#### ENTRIES SHOWN
+--

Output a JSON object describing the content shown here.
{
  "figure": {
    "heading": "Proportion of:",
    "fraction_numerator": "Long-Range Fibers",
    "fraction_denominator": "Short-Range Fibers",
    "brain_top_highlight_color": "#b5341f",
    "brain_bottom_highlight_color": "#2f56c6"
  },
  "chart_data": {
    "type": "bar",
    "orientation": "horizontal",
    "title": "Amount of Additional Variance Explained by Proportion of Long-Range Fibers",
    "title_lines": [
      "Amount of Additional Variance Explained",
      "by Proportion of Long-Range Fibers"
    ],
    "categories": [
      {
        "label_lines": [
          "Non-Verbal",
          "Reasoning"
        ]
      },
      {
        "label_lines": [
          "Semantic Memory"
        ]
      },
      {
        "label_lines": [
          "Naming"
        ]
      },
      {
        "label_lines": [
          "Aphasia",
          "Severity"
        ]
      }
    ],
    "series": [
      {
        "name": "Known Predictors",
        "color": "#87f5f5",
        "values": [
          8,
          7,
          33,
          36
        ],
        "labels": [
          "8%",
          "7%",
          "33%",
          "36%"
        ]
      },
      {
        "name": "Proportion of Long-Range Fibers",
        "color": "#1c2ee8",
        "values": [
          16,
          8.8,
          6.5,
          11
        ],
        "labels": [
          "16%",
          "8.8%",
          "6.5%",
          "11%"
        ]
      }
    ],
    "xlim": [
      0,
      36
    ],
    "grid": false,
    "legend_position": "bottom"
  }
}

+--

#### WHAT TO PRODUCE
Produce an exact copy of all the records.

#### RESPONSE TO THE TASK
Output a JSON object describing the content shown here.
{
  "figure": {
    "heading": "Proportion of:",
    "fraction_numerator": "Long-Range Fibers",
    "fraction_denominator": "Short-Range Fibers",
    "brain_top_highlight_color": "#b5341f",
    "brain_bottom_highlight_color": "#2f56c6"
  },
  "chart_data": {
    "type": "bar",
    "orientation": "horizontal",
    "title": "Amount of Additional Variance Explained by Proportion of Long-Range Fibers",
    "title_lines": [
      "Amount of Additional Variance Explained",
      "by Proportion of Long-Range Fibers"
    ],
    "categories": [
      {
        "label_lines": [
          "Non-Verbal",
          "Reasoning"
        ]
      },
      {
        "label_lines": [
          "Semantic Memory"
        ]
      },
      {
        "label_lines": [
          "Naming"
        ]
      },
      {
        "label_lines": [
          "Aphasia",
          "Severity"
        ]
      }
    ],
    "series": [
      {
        "name": "Known Predictors",
        "color": "#87f5f5",
        "values": [
          8,
          7,
          33,
          36
        ],
        "labels": [
          "8%",
          "7%",
          "33%",
          "36%"
        ]
      },
      {
        "name": "Proportion of Long-Range Fibers",
        "color": "#1c2ee8",
        "values": [
          16,
          8.8,
          6.5,
          11
        ],
        "labels": [
          "16%",
          "8.8%",
          "6.5%",
          "11%"
        ]
      }
    ],
    "xlim": [
      0,
      36
    ],
    "grid": false,
    "legend_position": "bottom"
  }
}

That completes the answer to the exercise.